• **Given instruction**
For the entries below, how many lines include the word "ylabel"? Give the figure and nothing more.

— start of The records —

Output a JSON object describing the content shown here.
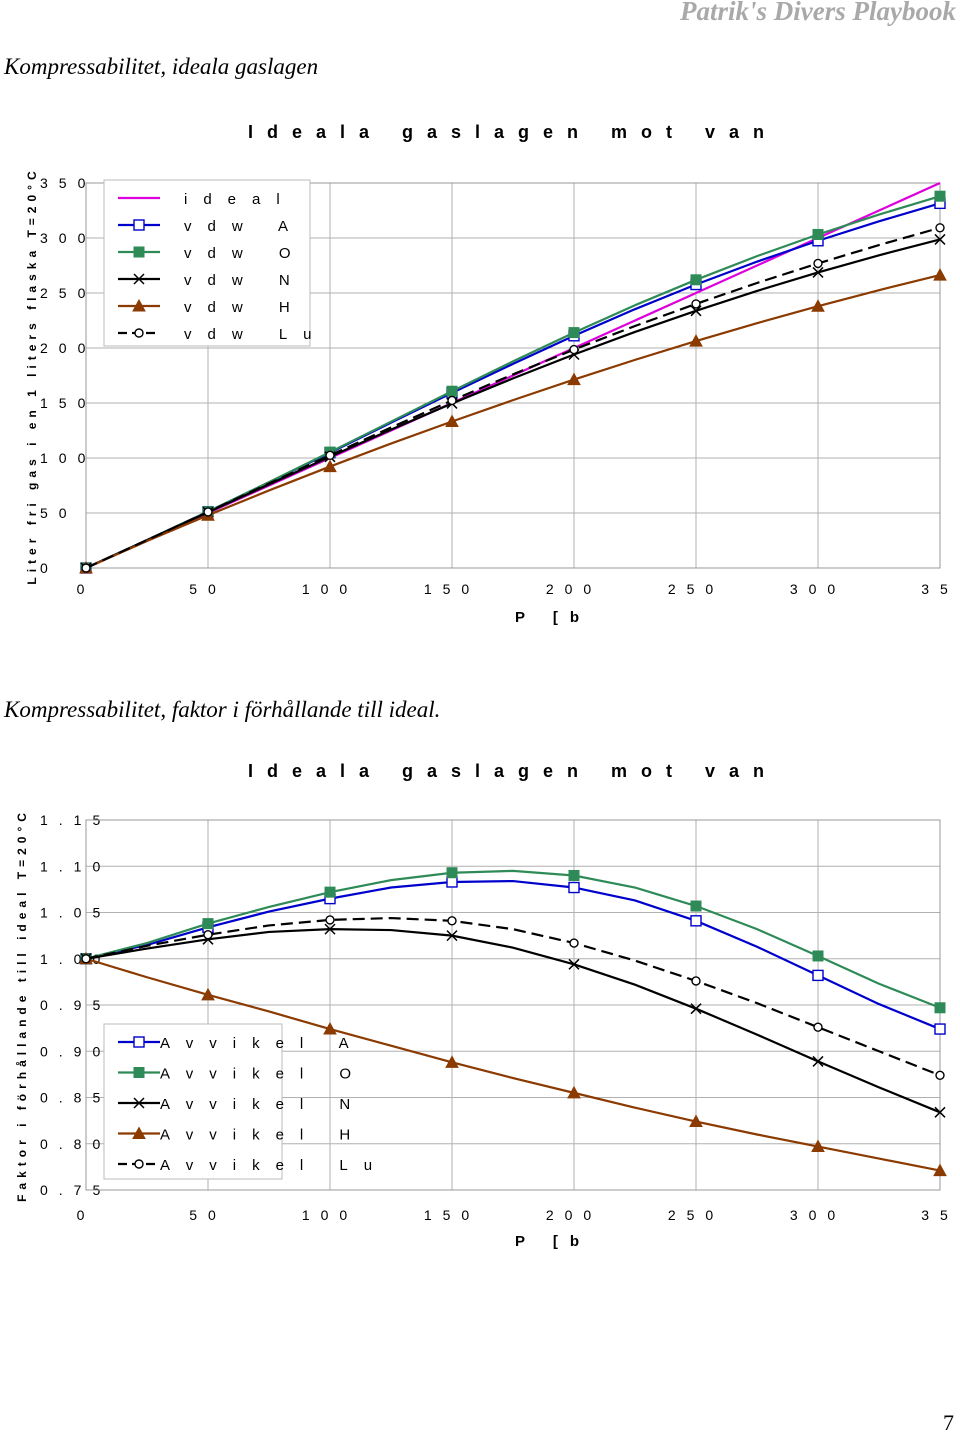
{
  "header": {
    "brand": "Patrik's Divers Playbook"
  },
  "headings": {
    "first": "Kompressabilitet, ideala gaslagen",
    "second": "Kompressabilitet, faktor i förhållande till ideal."
  },
  "page_number": "7",
  "chart_data": [
    {
      "type": "line",
      "title": "Ideala gaslagen mot van",
      "xlabel": "P [b",
      "ylabel": "Liter fri gas i en 1 liters flaska T=20°C",
      "xlim": [
        0,
        350
      ],
      "ylim": [
        0,
        350
      ],
      "x_ticks": [
        "0",
        "50",
        "100",
        "150",
        "200",
        "250",
        "300",
        "35"
      ],
      "y_ticks": [
        "0",
        "50",
        "100",
        "150",
        "200",
        "250",
        "300",
        "350"
      ],
      "grid": true,
      "legend": "top-left",
      "series": [
        {
          "name": "ideal",
          "color": "#dd00dd",
          "marker": "none",
          "dash": false,
          "x": [
            0,
            50,
            100,
            150,
            200,
            250,
            300,
            350
          ],
          "y": [
            0,
            50,
            100,
            150,
            200,
            250,
            300,
            350
          ]
        },
        {
          "name": "vdw A",
          "color": "#0000cc",
          "marker": "square-open",
          "dash": false,
          "x": [
            0,
            25,
            50,
            75,
            100,
            125,
            150,
            175,
            200,
            225,
            250,
            275,
            300,
            325,
            350
          ],
          "y": [
            0,
            25.3,
            51.2,
            77.8,
            104.8,
            132.1,
            159.2,
            185.6,
            211.1,
            235.3,
            257.7,
            278.5,
            297.5,
            315.2,
            331.5
          ]
        },
        {
          "name": "vdw O",
          "color": "#2e8b57",
          "marker": "square-filled",
          "dash": false,
          "x": [
            0,
            25,
            50,
            75,
            100,
            125,
            150,
            175,
            200,
            225,
            250,
            275,
            300,
            325,
            350
          ],
          "y": [
            0,
            25.4,
            51.2,
            78.1,
            105.4,
            133.0,
            160.7,
            187.8,
            214.0,
            238.9,
            262.0,
            283.5,
            303.2,
            321.3,
            338.0
          ]
        },
        {
          "name": "vdw N",
          "color": "#000000",
          "marker": "x",
          "dash": false,
          "x": [
            0,
            25,
            50,
            75,
            100,
            125,
            150,
            175,
            200,
            225,
            250,
            275,
            300,
            325,
            350
          ],
          "y": [
            0,
            25.3,
            50.7,
            76.0,
            101.1,
            125.8,
            149.6,
            172.4,
            194.1,
            214.6,
            233.8,
            251.9,
            268.7,
            284.3,
            298.7
          ]
        },
        {
          "name": "vdw H",
          "color": "#8b3a00",
          "marker": "triangle-filled",
          "dash": false,
          "x": [
            0,
            25,
            50,
            75,
            100,
            125,
            150,
            175,
            200,
            225,
            250,
            275,
            300,
            325,
            350
          ],
          "y": [
            0,
            24.5,
            48.0,
            70.5,
            92.2,
            113.1,
            133.2,
            152.6,
            171.3,
            189.2,
            206.3,
            222.6,
            238.0,
            252.6,
            266.3
          ]
        },
        {
          "name": "vdw Lu",
          "color": "#000000",
          "marker": "circle-open",
          "dash": true,
          "x": [
            0,
            25,
            50,
            75,
            100,
            125,
            150,
            175,
            200,
            225,
            250,
            275,
            300,
            325,
            350
          ],
          "y": [
            0,
            25.4,
            51.0,
            76.8,
            102.4,
            127.7,
            152.3,
            176.0,
            198.6,
            220.0,
            240.1,
            259.1,
            276.9,
            293.6,
            309.3
          ]
        }
      ],
      "legend_entries": [
        "ideal",
        "vdw A",
        "vdw O",
        "vdw N",
        "vdw H",
        "vdw Lu"
      ]
    },
    {
      "type": "line",
      "title": "Ideala gaslagen mot van",
      "xlabel": "P [b",
      "ylabel": "Faktor i förhållande till ideal T=20°C",
      "xlim": [
        0,
        350
      ],
      "ylim": [
        0.75,
        1.15
      ],
      "x_ticks": [
        "0",
        "50",
        "100",
        "150",
        "200",
        "250",
        "300",
        "35"
      ],
      "y_ticks": [
        "0.75",
        "0.80",
        "0.85",
        "0.90",
        "0.95",
        "1.00",
        "1.05",
        "1.10",
        "1.15"
      ],
      "grid": true,
      "legend": "bottom-left",
      "series": [
        {
          "name": "Avvikel A",
          "color": "#0000cc",
          "marker": "square-open",
          "dash": false,
          "x": [
            0,
            25,
            50,
            75,
            100,
            125,
            150,
            175,
            200,
            225,
            250,
            275,
            300,
            325,
            350
          ],
          "y": [
            1.0,
            1.015,
            1.034,
            1.051,
            1.065,
            1.077,
            1.083,
            1.084,
            1.077,
            1.063,
            1.041,
            1.013,
            0.982,
            0.951,
            0.924
          ]
        },
        {
          "name": "Avvikel O",
          "color": "#2e8b57",
          "marker": "square-filled",
          "dash": false,
          "x": [
            0,
            25,
            50,
            75,
            100,
            125,
            150,
            175,
            200,
            225,
            250,
            275,
            300,
            325,
            350
          ],
          "y": [
            1.0,
            1.017,
            1.038,
            1.056,
            1.072,
            1.085,
            1.093,
            1.095,
            1.09,
            1.077,
            1.057,
            1.032,
            1.003,
            0.973,
            0.947
          ]
        },
        {
          "name": "Avvikel N",
          "color": "#000000",
          "marker": "x",
          "dash": false,
          "x": [
            0,
            25,
            50,
            75,
            100,
            125,
            150,
            175,
            200,
            225,
            250,
            275,
            300,
            325,
            350
          ],
          "y": [
            1.0,
            1.011,
            1.021,
            1.029,
            1.032,
            1.031,
            1.025,
            1.012,
            0.994,
            0.972,
            0.946,
            0.918,
            0.889,
            0.861,
            0.834
          ]
        },
        {
          "name": "Avvikel H",
          "color": "#8b3a00",
          "marker": "triangle-filled",
          "dash": false,
          "x": [
            0,
            25,
            50,
            75,
            100,
            125,
            150,
            175,
            200,
            225,
            250,
            275,
            300,
            325,
            350
          ],
          "y": [
            1.0,
            0.98,
            0.961,
            0.943,
            0.924,
            0.906,
            0.888,
            0.871,
            0.855,
            0.839,
            0.824,
            0.81,
            0.797,
            0.784,
            0.771
          ]
        },
        {
          "name": "Avvikel Lu",
          "color": "#000000",
          "marker": "circle-open",
          "dash": true,
          "x": [
            0,
            25,
            50,
            75,
            100,
            125,
            150,
            175,
            200,
            225,
            250,
            275,
            300,
            325,
            350
          ],
          "y": [
            1.0,
            1.014,
            1.026,
            1.036,
            1.042,
            1.044,
            1.041,
            1.032,
            1.017,
            0.998,
            0.976,
            0.952,
            0.926,
            0.9,
            0.874
          ]
        }
      ],
      "legend_entries": [
        "Avvikel A",
        "Avvikel O",
        "Avvikel N",
        "Avvikel H",
        "Avvikel Lu"
      ]
    }
  ]
}
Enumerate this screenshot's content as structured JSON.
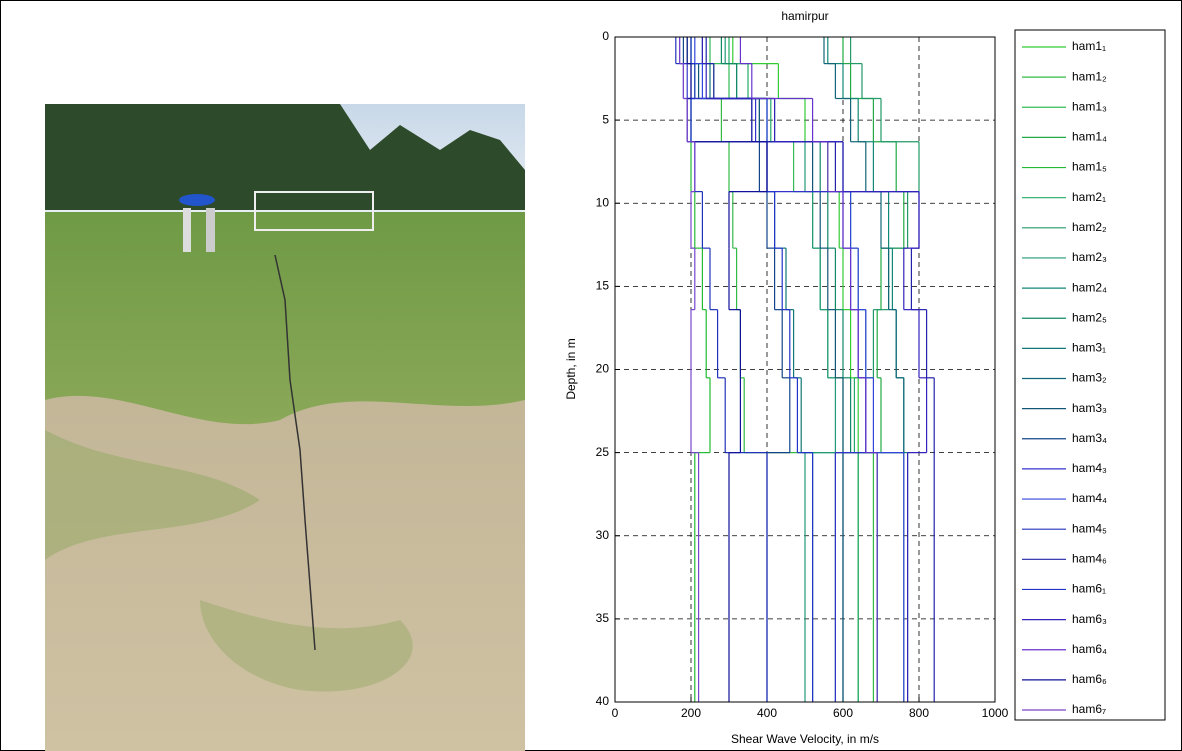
{
  "chart_data": {
    "type": "step",
    "title": "hamirpur",
    "xlabel": "Shear Wave Velocity, in m/s",
    "ylabel": "Depth, in m",
    "xlim": [
      0,
      1000
    ],
    "xticks": [
      0,
      200,
      400,
      600,
      800,
      1000
    ],
    "ylim": [
      0,
      40
    ],
    "yticks": [
      0,
      5,
      10,
      15,
      20,
      25,
      30,
      35,
      40
    ],
    "y_inverted": true,
    "grid": true,
    "layer_boundaries": [
      0,
      1.6,
      3.7,
      6.3,
      9.3,
      12.7,
      16.4,
      20.5,
      25,
      40
    ],
    "series": [
      {
        "name": "ham1₁",
        "color": "#33cc33",
        "values": [
          310,
          430,
          500,
          560,
          590,
          600,
          620,
          640,
          690
        ]
      },
      {
        "name": "ham1₂",
        "color": "#33bb44",
        "values": [
          200,
          260,
          280,
          300,
          310,
          320,
          330,
          340,
          680
        ]
      },
      {
        "name": "ham1₃",
        "color": "#33bb55",
        "values": [
          250,
          300,
          420,
          470,
          520,
          540,
          560,
          600,
          640
        ]
      },
      {
        "name": "ham1₄",
        "color": "#22aa44",
        "values": [
          600,
          620,
          680,
          740,
          760,
          700,
          690,
          700,
          760
        ]
      },
      {
        "name": "ham1₅",
        "color": "#22bb33",
        "values": [
          190,
          210,
          200,
          200,
          210,
          230,
          240,
          250,
          210
        ]
      },
      {
        "name": "ham2₁",
        "color": "#22aa66",
        "values": [
          300,
          350,
          410,
          600,
          620,
          640,
          660,
          630,
          640
        ]
      },
      {
        "name": "ham2₂",
        "color": "#229966",
        "values": [
          620,
          650,
          700,
          800,
          770,
          720,
          680,
          660,
          690
        ]
      },
      {
        "name": "ham2₃",
        "color": "#229977",
        "values": [
          290,
          320,
          400,
          500,
          520,
          540,
          560,
          580,
          500
        ]
      },
      {
        "name": "ham2₄",
        "color": "#118877",
        "values": [
          560,
          600,
          640,
          680,
          720,
          730,
          740,
          760,
          770
        ]
      },
      {
        "name": "ham2₅",
        "color": "#118866",
        "values": [
          280,
          320,
          400,
          540,
          560,
          580,
          600,
          620,
          580
        ]
      },
      {
        "name": "ham3₁",
        "color": "#117777",
        "values": [
          230,
          250,
          380,
          400,
          420,
          450,
          470,
          490,
          520
        ]
      },
      {
        "name": "ham3₂",
        "color": "#116677",
        "values": [
          550,
          580,
          620,
          660,
          700,
          720,
          740,
          760,
          600
        ]
      },
      {
        "name": "ham3₃",
        "color": "#115577",
        "values": [
          200,
          220,
          380,
          520,
          540,
          560,
          580,
          600,
          600
        ]
      },
      {
        "name": "ham3₄",
        "color": "#114488",
        "values": [
          180,
          200,
          360,
          380,
          400,
          420,
          440,
          460,
          400
        ]
      },
      {
        "name": "ham4₃",
        "color": "#3333cc",
        "values": [
          170,
          190,
          370,
          400,
          600,
          620,
          640,
          660,
          580
        ]
      },
      {
        "name": "ham4₄",
        "color": "#3344dd",
        "values": [
          210,
          230,
          400,
          600,
          620,
          640,
          660,
          680,
          760
        ]
      },
      {
        "name": "ham4₅",
        "color": "#2233bb",
        "values": [
          160,
          180,
          200,
          210,
          230,
          250,
          270,
          290,
          400
        ]
      },
      {
        "name": "ham4₆",
        "color": "#2222aa",
        "values": [
          240,
          260,
          360,
          580,
          800,
          780,
          820,
          840,
          840
        ]
      },
      {
        "name": "ham6₁",
        "color": "#2233cc",
        "values": [
          200,
          210,
          200,
          400,
          420,
          440,
          460,
          480,
          520
        ]
      },
      {
        "name": "ham6₃",
        "color": "#3322bb",
        "values": [
          230,
          240,
          420,
          600,
          800,
          760,
          800,
          820,
          770
        ]
      },
      {
        "name": "ham6₄",
        "color": "#6633cc",
        "values": [
          330,
          360,
          520,
          560,
          600,
          620,
          640,
          660,
          690
        ]
      },
      {
        "name": "ham6₆",
        "color": "#111199",
        "values": [
          190,
          200,
          190,
          400,
          300,
          300,
          330,
          330,
          300
        ]
      },
      {
        "name": "ham6₇",
        "color": "#7744cc",
        "values": [
          170,
          180,
          190,
          210,
          200,
          210,
          200,
          200,
          220
        ]
      }
    ]
  }
}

— end of The records —

• **Completed task**
3